Task brief> Reproduce the items verbatim, from the very first line through the line containing "install-street-input[interactable]: 请输入街道 [102,250,330,266]", with both ends included.

Provided data>
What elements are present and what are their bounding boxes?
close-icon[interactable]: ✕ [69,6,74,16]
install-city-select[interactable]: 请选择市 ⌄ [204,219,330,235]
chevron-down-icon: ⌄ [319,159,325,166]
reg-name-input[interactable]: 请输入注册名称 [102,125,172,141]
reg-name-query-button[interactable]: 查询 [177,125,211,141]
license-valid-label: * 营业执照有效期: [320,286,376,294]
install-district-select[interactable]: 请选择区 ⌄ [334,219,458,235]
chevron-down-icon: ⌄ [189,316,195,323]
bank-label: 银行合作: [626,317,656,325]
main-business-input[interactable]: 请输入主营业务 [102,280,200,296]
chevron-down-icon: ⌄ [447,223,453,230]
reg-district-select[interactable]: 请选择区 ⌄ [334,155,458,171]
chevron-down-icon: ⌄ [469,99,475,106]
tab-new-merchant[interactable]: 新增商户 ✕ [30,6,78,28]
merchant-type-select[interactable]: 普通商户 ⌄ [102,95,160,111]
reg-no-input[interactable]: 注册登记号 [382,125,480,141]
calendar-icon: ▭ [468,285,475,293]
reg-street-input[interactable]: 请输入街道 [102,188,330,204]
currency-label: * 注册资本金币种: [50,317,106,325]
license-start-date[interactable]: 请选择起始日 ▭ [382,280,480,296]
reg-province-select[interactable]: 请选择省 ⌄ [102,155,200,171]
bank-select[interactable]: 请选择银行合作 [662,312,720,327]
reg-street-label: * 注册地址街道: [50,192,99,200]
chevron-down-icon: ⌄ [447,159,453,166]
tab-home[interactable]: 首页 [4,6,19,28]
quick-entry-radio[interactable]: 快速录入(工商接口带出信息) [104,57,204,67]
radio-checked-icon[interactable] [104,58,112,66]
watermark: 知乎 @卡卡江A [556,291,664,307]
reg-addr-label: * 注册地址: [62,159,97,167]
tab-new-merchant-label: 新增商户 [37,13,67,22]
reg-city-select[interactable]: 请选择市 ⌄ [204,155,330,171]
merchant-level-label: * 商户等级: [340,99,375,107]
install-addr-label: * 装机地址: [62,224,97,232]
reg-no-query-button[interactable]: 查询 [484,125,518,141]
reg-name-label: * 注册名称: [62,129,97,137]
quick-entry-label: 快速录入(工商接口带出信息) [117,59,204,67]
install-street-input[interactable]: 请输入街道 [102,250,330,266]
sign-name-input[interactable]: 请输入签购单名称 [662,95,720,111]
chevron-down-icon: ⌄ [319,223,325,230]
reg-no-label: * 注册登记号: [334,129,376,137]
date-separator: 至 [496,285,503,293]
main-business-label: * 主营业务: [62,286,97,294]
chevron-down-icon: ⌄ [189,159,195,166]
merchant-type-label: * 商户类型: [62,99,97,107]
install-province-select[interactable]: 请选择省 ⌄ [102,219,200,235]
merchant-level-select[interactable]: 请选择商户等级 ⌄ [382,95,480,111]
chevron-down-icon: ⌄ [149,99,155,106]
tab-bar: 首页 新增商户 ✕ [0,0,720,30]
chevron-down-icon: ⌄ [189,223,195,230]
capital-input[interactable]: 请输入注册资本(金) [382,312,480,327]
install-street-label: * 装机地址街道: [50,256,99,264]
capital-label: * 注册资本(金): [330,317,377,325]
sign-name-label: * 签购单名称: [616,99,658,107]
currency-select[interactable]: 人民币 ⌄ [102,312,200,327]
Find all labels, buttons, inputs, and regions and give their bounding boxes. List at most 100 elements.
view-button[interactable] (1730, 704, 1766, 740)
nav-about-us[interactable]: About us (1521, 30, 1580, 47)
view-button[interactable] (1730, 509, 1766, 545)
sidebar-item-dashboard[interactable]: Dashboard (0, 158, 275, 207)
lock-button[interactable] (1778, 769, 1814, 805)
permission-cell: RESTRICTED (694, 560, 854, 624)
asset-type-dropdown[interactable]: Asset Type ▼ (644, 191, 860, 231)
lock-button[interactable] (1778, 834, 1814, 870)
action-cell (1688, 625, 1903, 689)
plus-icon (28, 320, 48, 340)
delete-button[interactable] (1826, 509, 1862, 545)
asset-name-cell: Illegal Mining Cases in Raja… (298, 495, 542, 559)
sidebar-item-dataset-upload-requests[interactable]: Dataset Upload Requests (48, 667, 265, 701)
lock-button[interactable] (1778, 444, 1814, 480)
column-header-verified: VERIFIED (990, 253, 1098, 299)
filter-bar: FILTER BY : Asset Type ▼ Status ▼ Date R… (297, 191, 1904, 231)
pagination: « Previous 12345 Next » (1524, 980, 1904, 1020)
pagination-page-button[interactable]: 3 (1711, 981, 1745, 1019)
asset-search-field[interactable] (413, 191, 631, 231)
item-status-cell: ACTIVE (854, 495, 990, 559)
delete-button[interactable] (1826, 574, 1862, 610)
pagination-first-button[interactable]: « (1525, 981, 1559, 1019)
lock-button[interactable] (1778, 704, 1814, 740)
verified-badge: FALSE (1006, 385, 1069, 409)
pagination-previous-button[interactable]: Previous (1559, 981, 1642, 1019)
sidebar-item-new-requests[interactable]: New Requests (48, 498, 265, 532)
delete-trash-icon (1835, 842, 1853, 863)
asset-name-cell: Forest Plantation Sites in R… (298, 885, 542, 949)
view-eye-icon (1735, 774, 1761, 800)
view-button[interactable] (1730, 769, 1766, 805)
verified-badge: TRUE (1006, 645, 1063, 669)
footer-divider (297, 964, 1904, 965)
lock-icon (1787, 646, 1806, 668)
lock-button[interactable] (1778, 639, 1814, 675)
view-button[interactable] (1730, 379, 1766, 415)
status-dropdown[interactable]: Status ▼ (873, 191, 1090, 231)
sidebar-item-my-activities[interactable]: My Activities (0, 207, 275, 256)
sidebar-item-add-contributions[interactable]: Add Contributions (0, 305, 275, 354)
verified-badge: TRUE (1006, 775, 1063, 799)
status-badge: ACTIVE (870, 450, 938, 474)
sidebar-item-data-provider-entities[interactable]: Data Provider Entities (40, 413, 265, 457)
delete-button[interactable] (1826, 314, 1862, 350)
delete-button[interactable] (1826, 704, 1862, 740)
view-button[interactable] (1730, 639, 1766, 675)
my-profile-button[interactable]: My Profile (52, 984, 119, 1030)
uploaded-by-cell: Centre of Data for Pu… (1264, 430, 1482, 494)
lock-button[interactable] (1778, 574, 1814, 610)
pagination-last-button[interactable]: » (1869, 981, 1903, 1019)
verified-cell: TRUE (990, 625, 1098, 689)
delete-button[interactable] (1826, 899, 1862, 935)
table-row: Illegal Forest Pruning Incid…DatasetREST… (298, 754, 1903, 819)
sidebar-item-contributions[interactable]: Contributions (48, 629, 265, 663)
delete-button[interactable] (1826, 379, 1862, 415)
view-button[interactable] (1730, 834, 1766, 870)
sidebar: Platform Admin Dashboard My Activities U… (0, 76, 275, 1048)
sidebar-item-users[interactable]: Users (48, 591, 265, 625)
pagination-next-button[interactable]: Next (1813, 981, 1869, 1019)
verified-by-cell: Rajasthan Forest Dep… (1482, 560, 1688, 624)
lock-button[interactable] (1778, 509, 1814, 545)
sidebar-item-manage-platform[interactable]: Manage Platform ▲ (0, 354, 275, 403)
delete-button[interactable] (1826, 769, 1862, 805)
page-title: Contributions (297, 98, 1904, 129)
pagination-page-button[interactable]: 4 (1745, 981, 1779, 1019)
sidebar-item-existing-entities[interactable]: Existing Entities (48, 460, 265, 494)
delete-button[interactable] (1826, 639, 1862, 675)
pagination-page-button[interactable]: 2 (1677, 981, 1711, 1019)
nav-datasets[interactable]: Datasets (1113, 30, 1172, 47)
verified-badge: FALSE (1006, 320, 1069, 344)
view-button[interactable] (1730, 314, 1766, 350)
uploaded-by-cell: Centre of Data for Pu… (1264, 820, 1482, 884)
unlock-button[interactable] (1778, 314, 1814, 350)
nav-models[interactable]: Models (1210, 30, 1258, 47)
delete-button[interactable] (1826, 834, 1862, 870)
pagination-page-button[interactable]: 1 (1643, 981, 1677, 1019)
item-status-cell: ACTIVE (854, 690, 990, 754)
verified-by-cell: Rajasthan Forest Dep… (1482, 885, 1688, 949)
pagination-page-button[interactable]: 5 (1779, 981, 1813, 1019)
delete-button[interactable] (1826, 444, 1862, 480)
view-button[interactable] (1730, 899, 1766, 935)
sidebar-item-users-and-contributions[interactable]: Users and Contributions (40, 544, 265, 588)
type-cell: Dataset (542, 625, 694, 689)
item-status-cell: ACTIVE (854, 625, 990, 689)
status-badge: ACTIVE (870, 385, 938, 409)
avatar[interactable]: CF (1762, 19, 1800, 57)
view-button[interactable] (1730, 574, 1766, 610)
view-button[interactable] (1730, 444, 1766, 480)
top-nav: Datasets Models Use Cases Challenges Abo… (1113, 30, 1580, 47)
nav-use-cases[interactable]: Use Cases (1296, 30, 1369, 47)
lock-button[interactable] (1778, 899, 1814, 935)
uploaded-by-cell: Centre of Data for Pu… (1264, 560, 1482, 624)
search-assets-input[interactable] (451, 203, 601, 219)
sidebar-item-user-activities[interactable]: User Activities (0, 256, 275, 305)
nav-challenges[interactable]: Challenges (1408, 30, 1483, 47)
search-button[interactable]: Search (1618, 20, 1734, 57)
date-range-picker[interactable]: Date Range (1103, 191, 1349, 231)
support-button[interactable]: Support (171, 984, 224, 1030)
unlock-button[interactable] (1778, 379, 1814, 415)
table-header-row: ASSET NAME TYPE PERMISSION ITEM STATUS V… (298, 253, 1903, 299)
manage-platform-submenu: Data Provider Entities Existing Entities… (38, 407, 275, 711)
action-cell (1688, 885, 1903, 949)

Expected answer>
What elements are present and what are their bounding boxes?
close-icon[interactable]: ✕ [69,6,74,16]
install-city-select[interactable]: 请选择市 ⌄ [204,219,330,235]
chevron-down-icon: ⌄ [319,159,325,166]
reg-name-input[interactable]: 请输入注册名称 [102,125,172,141]
reg-name-query-button[interactable]: 查询 [177,125,211,141]
license-valid-label: * 营业执照有效期: [320,286,376,294]
install-district-select[interactable]: 请选择区 ⌄ [334,219,458,235]
chevron-down-icon: ⌄ [189,316,195,323]
bank-label: 银行合作: [626,317,656,325]
main-business-input[interactable]: 请输入主营业务 [102,280,200,296]
chevron-down-icon: ⌄ [447,223,453,230]
reg-district-select[interactable]: 请选择区 ⌄ [334,155,458,171]
chevron-down-icon: ⌄ [469,99,475,106]
tab-new-merchant[interactable]: 新增商户 ✕ [30,6,78,28]
merchant-type-select[interactable]: 普通商户 ⌄ [102,95,160,111]
reg-no-input[interactable]: 注册登记号 [382,125,480,141]
calendar-icon: ▭ [468,285,475,293]
reg-street-input[interactable]: 请输入街道 [102,188,330,204]
currency-label: * 注册资本金币种: [50,317,106,325]
license-start-date[interactable]: 请选择起始日 ▭ [382,280,480,296]
reg-province-select[interactable]: 请选择省 ⌄ [102,155,200,171]
bank-select[interactable]: 请选择银行合作 [662,312,720,327]
reg-street-label: * 注册地址街道: [50,192,99,200]
chevron-down-icon: ⌄ [447,159,453,166]
tab-home[interactable]: 首页 [4,6,19,28]
quick-entry-radio[interactable]: 快速录入(工商接口带出信息) [104,57,204,67]
radio-checked-icon[interactable] [104,58,112,66]
watermark: 知乎 @卡卡江A [556,291,664,307]
reg-addr-label: * 注册地址: [62,159,97,167]
tab-new-merchant-label: 新增商户 [37,13,67,22]
reg-city-select[interactable]: 请选择市 ⌄ [204,155,330,171]
merchant-level-label: * 商户等级: [340,99,375,107]
install-addr-label: * 装机地址: [62,224,97,232]
reg-no-query-button[interactable]: 查询 [484,125,518,141]
reg-name-label: * 注册名称: [62,129,97,137]
quick-entry-label: 快速录入(工商接口带出信息) [117,59,204,67]
install-street-input[interactable]: 请输入街道 [102,250,330,266]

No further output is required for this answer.